OBJECTIVE:
Give the number of lines holding the string "JSON", and nothing else.
══════════════════════════════
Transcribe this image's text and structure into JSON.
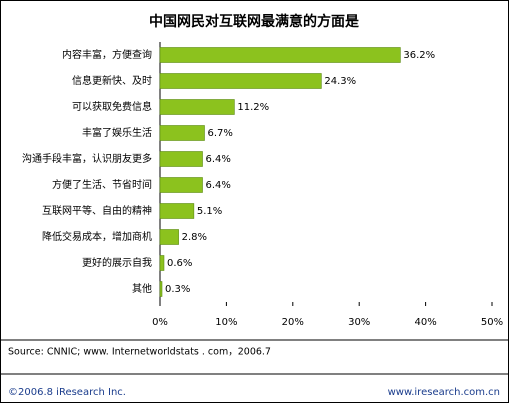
{
  "chart_data": {
    "type": "bar",
    "orientation": "horizontal",
    "title": "中国网民对互联网最满意的方面是",
    "categories": [
      "内容丰富，方便查询",
      "信息更新快、及时",
      "可以获取免费信息",
      "丰富了娱乐生活",
      "沟通手段丰富，认识朋友更多",
      "方便了生活、节省时间",
      "互联网平等、自由的精神",
      "降低交易成本，增加商机",
      "更好的展示自我",
      "其他"
    ],
    "values": [
      36.2,
      24.3,
      11.2,
      6.7,
      6.4,
      6.4,
      5.1,
      2.8,
      0.6,
      0.3
    ],
    "value_labels": [
      "36.2%",
      "24.3%",
      "11.2%",
      "6.7%",
      "6.4%",
      "6.4%",
      "5.1%",
      "2.8%",
      "0.6%",
      "0.3%"
    ],
    "color": "#8cc21e",
    "xlim": [
      0,
      50
    ],
    "xticks": [
      {
        "value": 0,
        "label": "0%"
      },
      {
        "value": 10,
        "label": "10%"
      },
      {
        "value": 20,
        "label": "20%"
      },
      {
        "value": 30,
        "label": "30%"
      },
      {
        "value": 40,
        "label": "40%"
      },
      {
        "value": 50,
        "label": "50%"
      }
    ]
  },
  "source": "Source: CNNIC; www. Internetworldstats . com，2006.7",
  "footer": {
    "copyright": "©2006.8 iResearch Inc.",
    "website": "www.iresearch.com.cn"
  }
}
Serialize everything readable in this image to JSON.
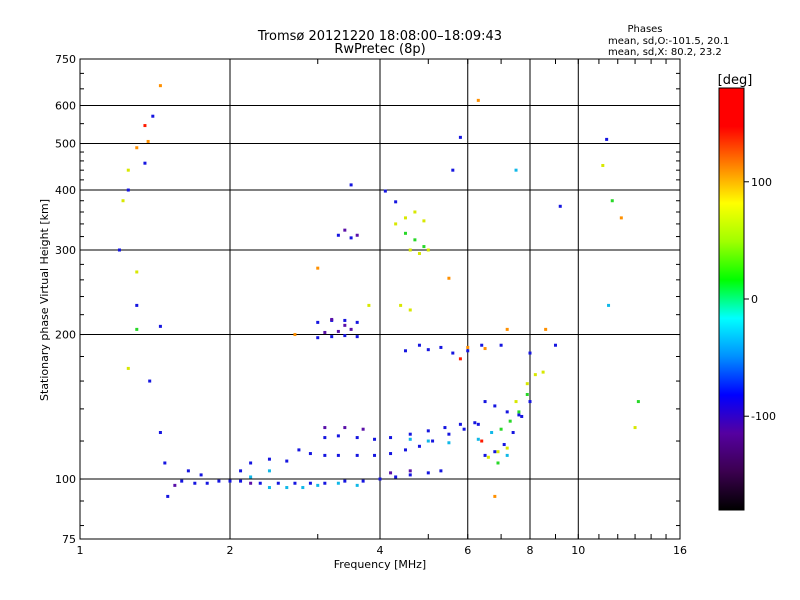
{
  "chart_data": {
    "type": "scatter",
    "title": "Tromsø 20121220 18:08:00–18:09:43",
    "subtitle": "RwPretec (8p)",
    "xlabel": "Frequency [MHz]",
    "ylabel": "Stationary phase Virtual Height [km]",
    "x_scale": "log",
    "y_scale": "log",
    "xlim": [
      1,
      16
    ],
    "ylim": [
      75,
      750
    ],
    "x_ticks": [
      "1",
      "2",
      "4",
      "6",
      "8",
      "10",
      "16"
    ],
    "y_ticks": [
      "75",
      "100",
      "200",
      "300",
      "400",
      "500",
      "600",
      "750"
    ],
    "grid": true,
    "phases_header": "Phases",
    "phases_o": "mean, sd,O:-101.5, 20.1",
    "phases_x": "mean, sd,X:  80.2, 23.2",
    "colorbar": {
      "label": "[deg]",
      "range": [
        -180,
        180
      ],
      "ticks": [
        "100",
        "0",
        "-100"
      ],
      "colors": [
        "#000000",
        "#3b004f",
        "#5500a0",
        "#0000ff",
        "#0090ff",
        "#00ffff",
        "#00ff00",
        "#a0ff00",
        "#ffff00",
        "#ff8000",
        "#ff0000",
        "#ff0000"
      ]
    },
    "series": [
      {
        "color_group": "blue",
        "points": [
          [
            1.6,
            99
          ],
          [
            1.7,
            98
          ],
          [
            1.8,
            98
          ],
          [
            1.9,
            99
          ],
          [
            2.0,
            99
          ],
          [
            2.1,
            99
          ],
          [
            2.3,
            98
          ],
          [
            2.5,
            98
          ],
          [
            2.7,
            98
          ],
          [
            2.9,
            98
          ],
          [
            3.1,
            98
          ],
          [
            3.4,
            99
          ],
          [
            3.7,
            99
          ],
          [
            4.0,
            100
          ],
          [
            4.3,
            101
          ],
          [
            4.6,
            102
          ],
          [
            5.0,
            103
          ],
          [
            5.3,
            104
          ],
          [
            1.65,
            104
          ],
          [
            1.75,
            102
          ],
          [
            2.1,
            104
          ],
          [
            2.2,
            108
          ],
          [
            2.4,
            110
          ],
          [
            2.6,
            109
          ],
          [
            2.75,
            115
          ],
          [
            2.9,
            113
          ],
          [
            3.1,
            112
          ],
          [
            3.3,
            112
          ],
          [
            3.6,
            112
          ],
          [
            3.9,
            112
          ],
          [
            4.2,
            113
          ],
          [
            4.5,
            115
          ],
          [
            4.8,
            117
          ],
          [
            5.1,
            120
          ],
          [
            5.5,
            124
          ],
          [
            5.9,
            127
          ],
          [
            6.3,
            130
          ],
          [
            3.1,
            122
          ],
          [
            3.3,
            123
          ],
          [
            3.6,
            122
          ],
          [
            3.9,
            121
          ],
          [
            4.2,
            122
          ],
          [
            4.6,
            124
          ],
          [
            5.0,
            126
          ],
          [
            5.4,
            128
          ],
          [
            5.8,
            130
          ],
          [
            6.2,
            131
          ],
          [
            6.5,
            112
          ],
          [
            6.8,
            114
          ],
          [
            7.1,
            118
          ],
          [
            7.4,
            125
          ],
          [
            7.7,
            135
          ],
          [
            8.0,
            145
          ],
          [
            6.5,
            145
          ],
          [
            6.8,
            142
          ],
          [
            7.2,
            138
          ],
          [
            7.6,
            136
          ],
          [
            3.0,
            212
          ],
          [
            3.2,
            214
          ],
          [
            3.4,
            214
          ],
          [
            3.6,
            212
          ],
          [
            3.0,
            197
          ],
          [
            3.2,
            198
          ],
          [
            3.4,
            199
          ],
          [
            3.6,
            198
          ],
          [
            3.3,
            322
          ],
          [
            3.5,
            318
          ],
          [
            3.5,
            410
          ],
          [
            4.1,
            398
          ],
          [
            4.3,
            378
          ],
          [
            5.6,
            440
          ],
          [
            5.8,
            515
          ],
          [
            1.4,
            570
          ],
          [
            1.35,
            455
          ],
          [
            1.25,
            400
          ],
          [
            1.2,
            300
          ],
          [
            1.3,
            230
          ],
          [
            1.45,
            208
          ],
          [
            1.38,
            160
          ],
          [
            1.45,
            125
          ],
          [
            1.48,
            108
          ],
          [
            1.5,
            92
          ],
          [
            9.2,
            370
          ],
          [
            11.4,
            510
          ],
          [
            4.5,
            185
          ],
          [
            4.8,
            190
          ],
          [
            5.0,
            186
          ],
          [
            5.3,
            188
          ],
          [
            5.6,
            183
          ],
          [
            6.0,
            185
          ],
          [
            6.4,
            190
          ],
          [
            7.0,
            190
          ],
          [
            8.0,
            183
          ],
          [
            9.0,
            190
          ]
        ]
      },
      {
        "color_group": "purple",
        "points": [
          [
            3.1,
            202
          ],
          [
            3.3,
            203
          ],
          [
            3.5,
            205
          ],
          [
            3.2,
            215
          ],
          [
            3.4,
            209
          ],
          [
            3.4,
            330
          ],
          [
            3.6,
            322
          ],
          [
            3.1,
            128
          ],
          [
            3.4,
            128
          ],
          [
            3.7,
            127
          ],
          [
            1.55,
            97
          ],
          [
            2.2,
            98
          ],
          [
            4.2,
            103
          ],
          [
            4.6,
            104
          ]
        ]
      },
      {
        "color_group": "cyan",
        "points": [
          [
            2.4,
            96
          ],
          [
            2.6,
            96
          ],
          [
            2.8,
            96
          ],
          [
            3.0,
            97
          ],
          [
            3.3,
            98
          ],
          [
            3.6,
            97
          ],
          [
            2.2,
            101
          ],
          [
            2.4,
            104
          ],
          [
            4.6,
            121
          ],
          [
            5.0,
            120
          ],
          [
            5.5,
            119
          ],
          [
            6.3,
            121
          ],
          [
            6.7,
            125
          ],
          [
            7.2,
            112
          ],
          [
            7.5,
            440
          ],
          [
            11.5,
            230
          ]
        ]
      },
      {
        "color_group": "green",
        "points": [
          [
            1.3,
            205
          ],
          [
            4.5,
            325
          ],
          [
            4.7,
            315
          ],
          [
            4.9,
            305
          ],
          [
            7.0,
            127
          ],
          [
            7.3,
            132
          ],
          [
            7.6,
            138
          ],
          [
            7.9,
            150
          ],
          [
            6.9,
            108
          ],
          [
            11.7,
            380
          ],
          [
            13.2,
            145
          ]
        ]
      },
      {
        "color_group": "yellow",
        "points": [
          [
            4.3,
            340
          ],
          [
            4.5,
            350
          ],
          [
            4.7,
            360
          ],
          [
            4.9,
            345
          ],
          [
            4.6,
            300
          ],
          [
            4.8,
            295
          ],
          [
            5.0,
            300
          ],
          [
            4.4,
            230
          ],
          [
            4.6,
            225
          ],
          [
            3.8,
            230
          ],
          [
            6.6,
            111
          ],
          [
            6.9,
            114
          ],
          [
            7.2,
            116
          ],
          [
            7.5,
            145
          ],
          [
            7.9,
            158
          ],
          [
            8.2,
            165
          ],
          [
            8.5,
            167
          ],
          [
            1.25,
            440
          ],
          [
            1.22,
            380
          ],
          [
            1.3,
            270
          ],
          [
            1.25,
            170
          ],
          [
            11.2,
            450
          ],
          [
            13.0,
            128
          ]
        ]
      },
      {
        "color_group": "orange",
        "points": [
          [
            1.45,
            660
          ],
          [
            6.3,
            615
          ],
          [
            6.0,
            188
          ],
          [
            6.5,
            187
          ],
          [
            5.5,
            262
          ],
          [
            7.2,
            205
          ],
          [
            8.6,
            205
          ],
          [
            3.0,
            275
          ],
          [
            6.8,
            92
          ],
          [
            1.3,
            490
          ],
          [
            1.37,
            505
          ],
          [
            12.2,
            350
          ],
          [
            2.7,
            200
          ]
        ]
      },
      {
        "color_group": "red",
        "points": [
          [
            1.35,
            545
          ],
          [
            6.4,
            120
          ],
          [
            5.8,
            178
          ]
        ]
      }
    ]
  }
}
══════════════════════════════
WRITTEN SOLUTION:
2